### EXTRACTED ENTRIES ###
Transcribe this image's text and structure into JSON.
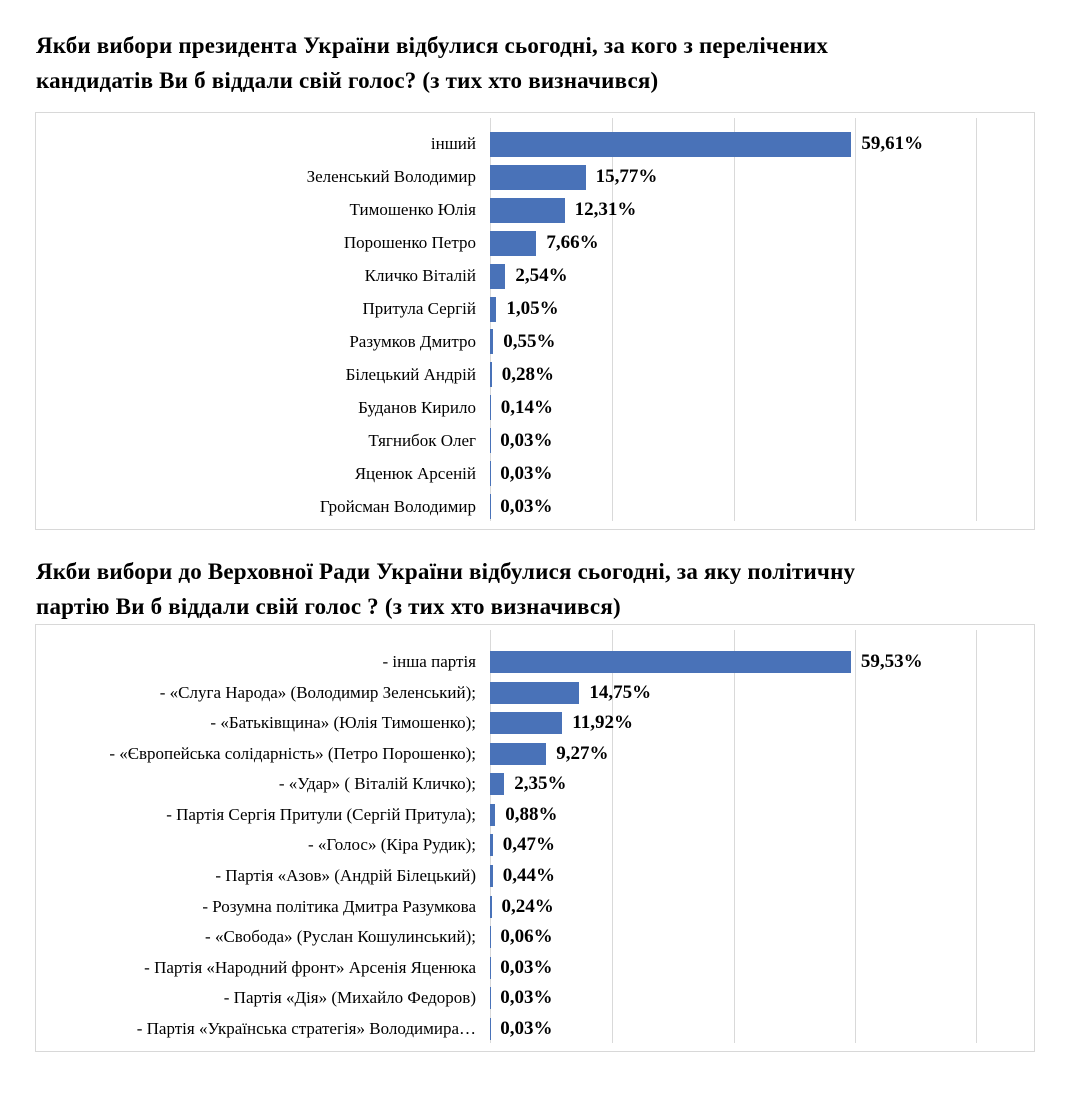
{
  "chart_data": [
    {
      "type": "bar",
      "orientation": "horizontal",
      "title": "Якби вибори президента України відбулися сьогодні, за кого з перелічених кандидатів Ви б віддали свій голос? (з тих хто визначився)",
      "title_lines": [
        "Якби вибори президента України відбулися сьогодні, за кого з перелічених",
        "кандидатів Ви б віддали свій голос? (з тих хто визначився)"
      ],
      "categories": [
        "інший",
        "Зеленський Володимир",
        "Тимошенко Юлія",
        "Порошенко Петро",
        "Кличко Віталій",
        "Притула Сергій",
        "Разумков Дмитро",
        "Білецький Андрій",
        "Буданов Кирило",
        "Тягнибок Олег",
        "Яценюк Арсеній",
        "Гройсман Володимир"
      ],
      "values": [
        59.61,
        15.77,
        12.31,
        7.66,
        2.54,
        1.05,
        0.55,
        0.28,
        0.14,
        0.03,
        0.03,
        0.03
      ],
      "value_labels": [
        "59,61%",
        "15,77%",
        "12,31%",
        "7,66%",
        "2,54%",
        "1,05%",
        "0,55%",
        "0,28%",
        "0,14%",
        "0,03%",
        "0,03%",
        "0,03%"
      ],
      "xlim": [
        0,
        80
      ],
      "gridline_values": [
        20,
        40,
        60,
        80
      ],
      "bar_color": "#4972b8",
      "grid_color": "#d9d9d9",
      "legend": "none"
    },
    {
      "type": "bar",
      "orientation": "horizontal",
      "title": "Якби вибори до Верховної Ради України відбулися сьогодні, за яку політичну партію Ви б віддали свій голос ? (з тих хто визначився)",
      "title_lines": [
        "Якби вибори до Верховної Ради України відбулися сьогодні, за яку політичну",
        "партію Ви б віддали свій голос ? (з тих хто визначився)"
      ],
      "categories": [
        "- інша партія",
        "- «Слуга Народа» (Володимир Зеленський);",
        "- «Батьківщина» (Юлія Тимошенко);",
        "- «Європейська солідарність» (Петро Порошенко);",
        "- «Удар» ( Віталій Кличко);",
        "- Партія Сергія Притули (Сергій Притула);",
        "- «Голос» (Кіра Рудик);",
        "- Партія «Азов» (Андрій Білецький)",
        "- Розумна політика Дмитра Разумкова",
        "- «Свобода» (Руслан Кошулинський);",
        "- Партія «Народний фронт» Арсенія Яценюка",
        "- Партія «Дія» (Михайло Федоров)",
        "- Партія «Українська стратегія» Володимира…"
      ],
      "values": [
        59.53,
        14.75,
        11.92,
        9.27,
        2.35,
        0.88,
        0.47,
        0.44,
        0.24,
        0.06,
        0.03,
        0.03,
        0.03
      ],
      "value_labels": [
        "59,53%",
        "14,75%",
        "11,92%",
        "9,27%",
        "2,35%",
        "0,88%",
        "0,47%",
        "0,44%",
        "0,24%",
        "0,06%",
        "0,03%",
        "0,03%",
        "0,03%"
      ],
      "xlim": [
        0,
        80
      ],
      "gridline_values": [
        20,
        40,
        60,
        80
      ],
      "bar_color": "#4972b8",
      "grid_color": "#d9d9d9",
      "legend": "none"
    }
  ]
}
###
YOUR INSTRUCTIONS:
Answer with one number: how many lines of the entries above include the word "кого".

EXERCISE ANSWER:
2